» **Direction**
Exclude any images and output the remaining records exactly.
# # # # # # #
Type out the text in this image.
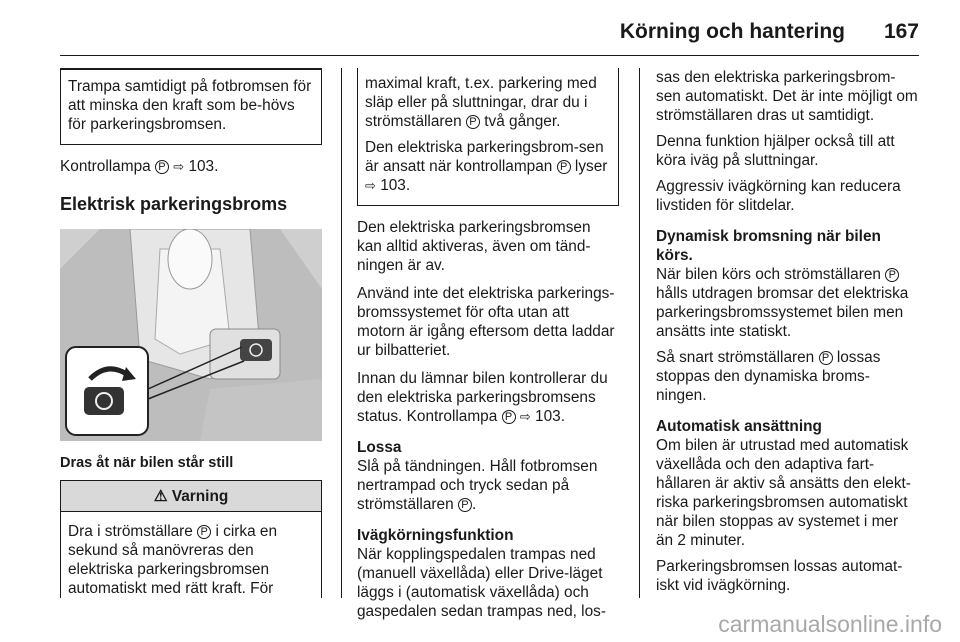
Körning och hantering 167

Trampa samtidigt på fotbromsen för att minska den kraft som be-hövs för parkeringsbromsen.

Kontrollampa P ⇨ 103.

Elektrisk parkeringsbroms
Dras åt när bilen står still
⚠ Varning

Dra i strömställare P i cirka en sekund så manövreras den elektriska parkeringsbromsen automatiskt med rätt kraft. För

maximal kraft, t.ex. parkering med släp eller på sluttningar, drar du i strömställaren P två gånger.

Den elektriska parkeringsbrom-sen är ansatt när kontrollampan P lyser ⇨ 103.

Den elektriska parkeringsbromsen kan alltid aktiveras, även om tänd-ningen är av.

Använd inte det elektriska parkerings-bromssystemet för ofta utan att motorn är igång eftersom detta laddar ur bilbatteriet.

Innan du lämnar bilen kontrollerar du den elektriska parkeringsbromsens status. Kontrollampa P ⇨ 103.

Lossa

Slå på tändningen. Håll fotbromsen nertrampad och tryck sedan på strömställaren P .

Ivägkörningsfunktion

När kopplingspedalen trampas ned (manuell växellåda) eller Drive-läget läggs i (automatisk växellåda) och gaspedalen sedan trampas ned, los-

sas den elektriska parkeringsbrom-sen automatiskt. Det är inte möjligt om strömställaren dras ut samtidigt.

Denna funktion hjälper också till att köra iväg på sluttningar.

Aggressiv ivägkörning kan reducera livstiden för slitdelar.

Dynamisk bromsning när bilen körs.

När bilen körs och strömställaren P hålls utdragen bromsar det elektriska parkeringsbromssystemet bilen men ansätts inte statiskt.

Så snart strömställaren P lossas stoppas den dynamiska broms-ningen.

Automatisk ansättning

Om bilen är utrustad med automatisk växellåda och den adaptiva fart-hållaren är aktiv så ansätts den elekt-riska parkeringsbromsen automatiskt när bilen stoppas av systemet i mer än 2 minuter.

Parkeringsbromsen lossas automat-iskt vid ivägkörning.

carmanualsonline.info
# # # # # # #
» **Answer to the problem**
Type out the text in this image.
Körning och hantering 167

Trampa samtidigt på fotbromsen för att minska den kraft som be-hövs för parkeringsbromsen.

Kontrollampa P ⇨ 103.

Elektrisk parkeringsbroms
Dras åt när bilen står still
⚠ Varning

Dra i strömställare P i cirka en sekund så manövreras den elektriska parkeringsbromsen automatiskt med rätt kraft. För

maximal kraft, t.ex. parkering med släp eller på sluttningar, drar du i strömställaren P två gånger.

Den elektriska parkeringsbrom-sen är ansatt när kontrollampan P lyser ⇨ 103.

Den elektriska parkeringsbromsen kan alltid aktiveras, även om tänd-ningen är av.

Använd inte det elektriska parkerings-bromssystemet för ofta utan att motorn är igång eftersom detta laddar ur bilbatteriet.

Innan du lämnar bilen kontrollerar du den elektriska parkeringsbromsens status. Kontrollampa P ⇨ 103.

Lossa

Slå på tändningen. Håll fotbromsen nertrampad och tryck sedan på strömställaren P .

Ivägkörningsfunktion

När kopplingspedalen trampas ned (manuell växellåda) eller Drive-läget läggs i (automatisk växellåda) och gaspedalen sedan trampas ned, los-

sas den elektriska parkeringsbrom-sen automatiskt. Det är inte möjligt om strömställaren dras ut samtidigt.

Denna funktion hjälper också till att köra iväg på sluttningar.

Aggressiv ivägkörning kan reducera livstiden för slitdelar.

Dynamisk bromsning när bilen körs.

När bilen körs och strömställaren P hålls utdragen bromsar det elektriska parkeringsbromssystemet bilen men ansätts inte statiskt.

Så snart strömställaren P lossas stoppas den dynamiska broms-ningen.

Automatisk ansättning

Om bilen är utrustad med automatisk växellåda och den adaptiva fart-hållaren är aktiv så ansätts den elekt-riska parkeringsbromsen automatiskt när bilen stoppas av systemet i mer än 2 minuter.

Parkeringsbromsen lossas automat-iskt vid ivägkörning.

carmanualsonline.info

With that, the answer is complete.